• Stated task: Images are excluded; otherwise, output every record exactly.

• Given data:

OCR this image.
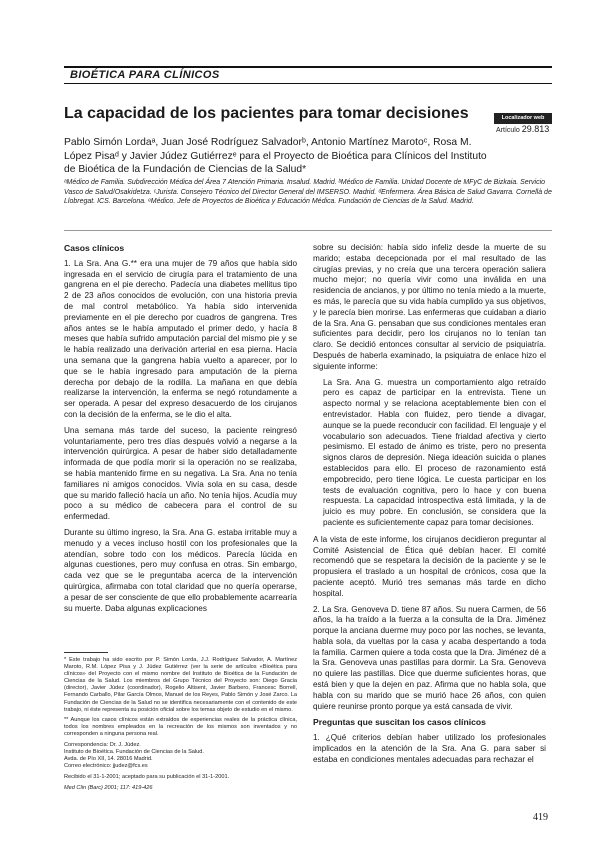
BIOÉTICA PARA CLÍNICOS
La capacidad de los pacientes para tomar decisiones	Localizador web
Artículo 29.813
Pablo Simón Lordaᵃ, Juan José Rodríguez Salvadorᵇ, Antonio Martínez Marotoᶜ, Rosa M. López Pisaᵈ y Javier Júdez Gutiérrezᵉ para el Proyecto de Bioética para Clínicos del Instituto de Bioética de la Fundación de Ciencias de la Salud*
ᵃMédico de Familia. Subdirección Médica del Área 7 Atención Primaria. Insalud. Madrid. ᵇMédico de Familia. Unidad Docente de MFyC de Bizkaia. Servicio Vasco de Salud/Osakidetza. ᶜJurista. Consejero Técnico del Director General del IMSERSO. Madrid. ᵈEnfermera. Área Básica de Salud Gavarra. Cornellà de Llobregat. ICS. Barcelona. ᵉMédico. Jefe de Proyectos de Bioética y Educación Médica. Fundación de Ciencias de la Salud. Madrid.
Casos clínicos

1. La Sra. Ana G.** era una mujer de 79 años que había sido ingresada en el servicio de cirugía para el tratamiento de una gangrena en el pie derecho. Padecía una diabetes mellitus tipo 2 de 23 años conocidos de evolución, con una historia previa de mal control metabólico. Ya había sido intervenida previamente en el pie derecho por cuadros de gangrena. Tres años antes se le había amputado el primer dedo, y hacía 8 meses que había sufrido amputación parcial del mismo pie y se le había realizado una derivación arterial en esa pierna. Hacía una semana que la gangrena había vuelto a aparecer, por lo que se le había ingresado para amputación de la pierna derecha por debajo de la rodilla. La mañana en que debía realizarse la intervención, la enferma se negó rotundamente a ser operada. A pesar del expreso desacuerdo de los cirujanos con la decisión de la enferma, se le dio el alta.

Una semana más tarde del suceso, la paciente reingresó voluntariamente, pero tres días después volvió a negarse a la intervención quirúrgica. A pesar de haber sido detalladamente informada de que podía morir si la operación no se realizaba, se había mantenido firme en su negativa. La Sra. Ana no tenía familiares ni amigos conocidos. Vivía sola en su casa, desde que su marido falleció hacía un año. No tenía hijos. Acudía muy poco a su médico de cabecera para el control de su enfermedad.

Durante su último ingreso, la Sra. Ana G. estaba irritable muy a menudo y a veces incluso hostil con los profesionales que la atendían, sobre todo con los médicos. Parecía lúcida en algunas cuestiones, pero muy confusa en otras. Sin embargo, cada vez que se le preguntaba acerca de la intervención quirúrgica, afirmaba con total claridad que no quería operarse, a pesar de ser consciente de que ello probablemente acarrearía su muerte. Daba algunas explicaciones

sobre su decisión: había sido infeliz desde la muerte de su marido; estaba decepcionada por el mal resultado de las cirugías previas, y no creía que una tercera operación saliera mucho mejor; no quería vivir como una inválida en una residencia de ancianos, y por último no tenía miedo a la muerte, es más, le parecía que su vida había cumplido ya sus objetivos, y le parecía bien morirse. Las enfermeras que cuidaban a diario de la Sra. Ana G. pensaban que sus condiciones mentales eran suficientes para decidir, pero los cirujanos no lo tenían tan claro. Se decidió entonces consultar al servicio de psiquiatría. Después de haberla examinado, la psiquiatra de enlace hizo el siguiente informe:

La Sra. Ana G. muestra un comportamiento algo retraído pero es capaz de participar en la entrevista. Tiene un aspecto normal y se relaciona aceptablemente bien con el entrevistador. Habla con fluidez, pero tiende a divagar, aunque se la puede reconducir con facilidad. El lenguaje y el vocabulario son adecuados. Tiene frialdad afectiva y cierto pesimismo. El estado de ánimo es triste, pero no presenta signos claros de depresión. Niega ideación suicida o planes establecidos para ello. El proceso de razonamiento está empobrecido, pero tiene lógica. Le cuesta participar en los tests de evaluación cognitiva, pero lo hace y con buena respuesta. La capacidad introspectiva está limitada, y la de juicio es muy pobre. En conclusión, se considera que la paciente es suficientemente capaz para tomar decisiones.

A la vista de este informe, los cirujanos decidieron preguntar al Comité Asistencial de Ética qué debían hacer. El comité recomendó que se respetara la decisión de la paciente y se le propusiera el traslado a un hospital de crónicos, cosa que la paciente aceptó. Murió tres semanas más tarde en dicho hospital.

2. La Sra. Genoveva D. tiene 87 años. Su nuera Carmen, de 56 años, la ha traído a la fuerza a la consulta de la Dra. Jiménez porque la anciana duerme muy poco por las noches, se levanta, habla sola, da vueltas por la casa y acaba despertando a toda la familia. Carmen quiere a toda costa que la Dra. Jiménez dé a la Sra. Genoveva unas pastillas para dormir. La Sra. Genoveva no quiere las pastillas. Dice que duerme suficientes horas, que está bien y que la dejen en paz. Afirma que no habla sola, que habla con su marido que se murió hace 26 años, con quien quiere reunirse pronto porque ya está cansada de vivir.

Preguntas que suscitan los casos clínicos

1. ¿Qué criterios debían haber utilizado los profesionales implicados en la atención de la Sra. Ana G. para saber si estaba en condiciones mentales adecuadas para rechazar el

* Este trabajo ha sido escrito por P. Simón Lorda, J.J. Rodríguez Salvador, A. Martínez Maroto, R.M. López Pisa y J. Júdez Gutiérrez (ver la serie de artículos «Bioética para clínicos» del Proyecto con el mismo nombre del Instituto de Bioética de la Fundación de Ciencias de la Salud. Los miembros del Grupo Técnico del Proyecto son: Diego Gracia (director), Javier Júdez (coordinador), Rogelio Altisent, Javier Barbero, Francesc Borrell, Fernando Carballo, Pilar García Olmos, Manuel de los Reyes, Pablo Simón y José Zarco. La Fundación de Ciencias de la Salud no se identifica necesariamente con el contenido de este trabajo, ni éste representa su posición oficial sobre los temas objeto de estudio en el mismo.

** Aunque los casos clínicos están extraídos de experiencias reales de la práctica clínica, todos los nombres empleados en la recreación de los mismos son inventados y no corresponden a ninguna persona real.

Correspondencia: Dr. J. Júdez.
Instituto de Bioética. Fundación de Ciencias de la Salud.
Avda. de Pío XII, 14. 28016 Madrid.
Correo electrónico: jjudez@fcs.es

Recibido el 31-1-2001; aceptado para su publicación el 31-1-2001.

Med Clin (Barc) 2001; 117: 419-426

419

• Task answer:
OCR this image.
BIOÉTICA PARA CLÍNICOS
La capacidad de los pacientes para tomar decisiones	Localizador web
Artículo 29.813
Pablo Simón Lordaᵃ, Juan José Rodríguez Salvadorᵇ, Antonio Martínez Marotoᶜ, Rosa M. López Pisaᵈ y Javier Júdez Gutiérrezᵉ para el Proyecto de Bioética para Clínicos del Instituto de Bioética de la Fundación de Ciencias de la Salud*
ᵃMédico de Familia. Subdirección Médica del Área 7 Atención Primaria. Insalud. Madrid. ᵇMédico de Familia. Unidad Docente de MFyC de Bizkaia. Servicio Vasco de Salud/Osakidetza. ᶜJurista. Consejero Técnico del Director General del IMSERSO. Madrid. ᵈEnfermera. Área Básica de Salud Gavarra. Cornellà de Llobregat. ICS. Barcelona. ᵉMédico. Jefe de Proyectos de Bioética y Educación Médica. Fundación de Ciencias de la Salud. Madrid.
Casos clínicos

1. La Sra. Ana G.** era una mujer de 79 años que había sido ingresada en el servicio de cirugía para el tratamiento de una gangrena en el pie derecho. Padecía una diabetes mellitus tipo 2 de 23 años conocidos de evolución, con una historia previa de mal control metabólico. Ya había sido intervenida previamente en el pie derecho por cuadros de gangrena. Tres años antes se le había amputado el primer dedo, y hacía 8 meses que había sufrido amputación parcial del mismo pie y se le había realizado una derivación arterial en esa pierna. Hacía una semana que la gangrena había vuelto a aparecer, por lo que se le había ingresado para amputación de la pierna derecha por debajo de la rodilla. La mañana en que debía realizarse la intervención, la enferma se negó rotundamente a ser operada. A pesar del expreso desacuerdo de los cirujanos con la decisión de la enferma, se le dio el alta.

Una semana más tarde del suceso, la paciente reingresó voluntariamente, pero tres días después volvió a negarse a la intervención quirúrgica. A pesar de haber sido detalladamente informada de que podía morir si la operación no se realizaba, se había mantenido firme en su negativa. La Sra. Ana no tenía familiares ni amigos conocidos. Vivía sola en su casa, desde que su marido falleció hacía un año. No tenía hijos. Acudía muy poco a su médico de cabecera para el control de su enfermedad.

Durante su último ingreso, la Sra. Ana G. estaba irritable muy a menudo y a veces incluso hostil con los profesionales que la atendían, sobre todo con los médicos. Parecía lúcida en algunas cuestiones, pero muy confusa en otras. Sin embargo, cada vez que se le preguntaba acerca de la intervención quirúrgica, afirmaba con total claridad que no quería operarse, a pesar de ser consciente de que ello probablemente acarrearía su muerte. Daba algunas explicaciones

sobre su decisión: había sido infeliz desde la muerte de su marido; estaba decepcionada por el mal resultado de las cirugías previas, y no creía que una tercera operación saliera mucho mejor; no quería vivir como una inválida en una residencia de ancianos, y por último no tenía miedo a la muerte, es más, le parecía que su vida había cumplido ya sus objetivos, y le parecía bien morirse. Las enfermeras que cuidaban a diario de la Sra. Ana G. pensaban que sus condiciones mentales eran suficientes para decidir, pero los cirujanos no lo tenían tan claro. Se decidió entonces consultar al servicio de psiquiatría. Después de haberla examinado, la psiquiatra de enlace hizo el siguiente informe:

La Sra. Ana G. muestra un comportamiento algo retraído pero es capaz de participar en la entrevista. Tiene un aspecto normal y se relaciona aceptablemente bien con el entrevistador. Habla con fluidez, pero tiende a divagar, aunque se la puede reconducir con facilidad. El lenguaje y el vocabulario son adecuados. Tiene frialdad afectiva y cierto pesimismo. El estado de ánimo es triste, pero no presenta signos claros de depresión. Niega ideación suicida o planes establecidos para ello. El proceso de razonamiento está empobrecido, pero tiene lógica. Le cuesta participar en los tests de evaluación cognitiva, pero lo hace y con buena respuesta. La capacidad introspectiva está limitada, y la de juicio es muy pobre. En conclusión, se considera que la paciente es suficientemente capaz para tomar decisiones.

A la vista de este informe, los cirujanos decidieron preguntar al Comité Asistencial de Ética qué debían hacer. El comité recomendó que se respetara la decisión de la paciente y se le propusiera el traslado a un hospital de crónicos, cosa que la paciente aceptó. Murió tres semanas más tarde en dicho hospital.

2. La Sra. Genoveva D. tiene 87 años. Su nuera Carmen, de 56 años, la ha traído a la fuerza a la consulta de la Dra. Jiménez porque la anciana duerme muy poco por las noches, se levanta, habla sola, da vueltas por la casa y acaba despertando a toda la familia. Carmen quiere a toda costa que la Dra. Jiménez dé a la Sra. Genoveva unas pastillas para dormir. La Sra. Genoveva no quiere las pastillas. Dice que duerme suficientes horas, que está bien y que la dejen en paz. Afirma que no habla sola, que habla con su marido que se murió hace 26 años, con quien quiere reunirse pronto porque ya está cansada de vivir.

Preguntas que suscitan los casos clínicos

1. ¿Qué criterios debían haber utilizado los profesionales implicados en la atención de la Sra. Ana G. para saber si estaba en condiciones mentales adecuadas para rechazar el

* Este trabajo ha sido escrito por P. Simón Lorda, J.J. Rodríguez Salvador, A. Martínez Maroto, R.M. López Pisa y J. Júdez Gutiérrez (ver la serie de artículos «Bioética para clínicos» del Proyecto con el mismo nombre del Instituto de Bioética de la Fundación de Ciencias de la Salud. Los miembros del Grupo Técnico del Proyecto son: Diego Gracia (director), Javier Júdez (coordinador), Rogelio Altisent, Javier Barbero, Francesc Borrell, Fernando Carballo, Pilar García Olmos, Manuel de los Reyes, Pablo Simón y José Zarco. La Fundación de Ciencias de la Salud no se identifica necesariamente con el contenido de este trabajo, ni éste representa su posición oficial sobre los temas objeto de estudio en el mismo.

** Aunque los casos clínicos están extraídos de experiencias reales de la práctica clínica, todos los nombres empleados en la recreación de los mismos son inventados y no corresponden a ninguna persona real.

Correspondencia: Dr. J. Júdez.
Instituto de Bioética. Fundación de Ciencias de la Salud.
Avda. de Pío XII, 14. 28016 Madrid.
Correo electrónico: jjudez@fcs.es

Recibido el 31-1-2001; aceptado para su publicación el 31-1-2001.

Med Clin (Barc) 2001; 117: 419-426

419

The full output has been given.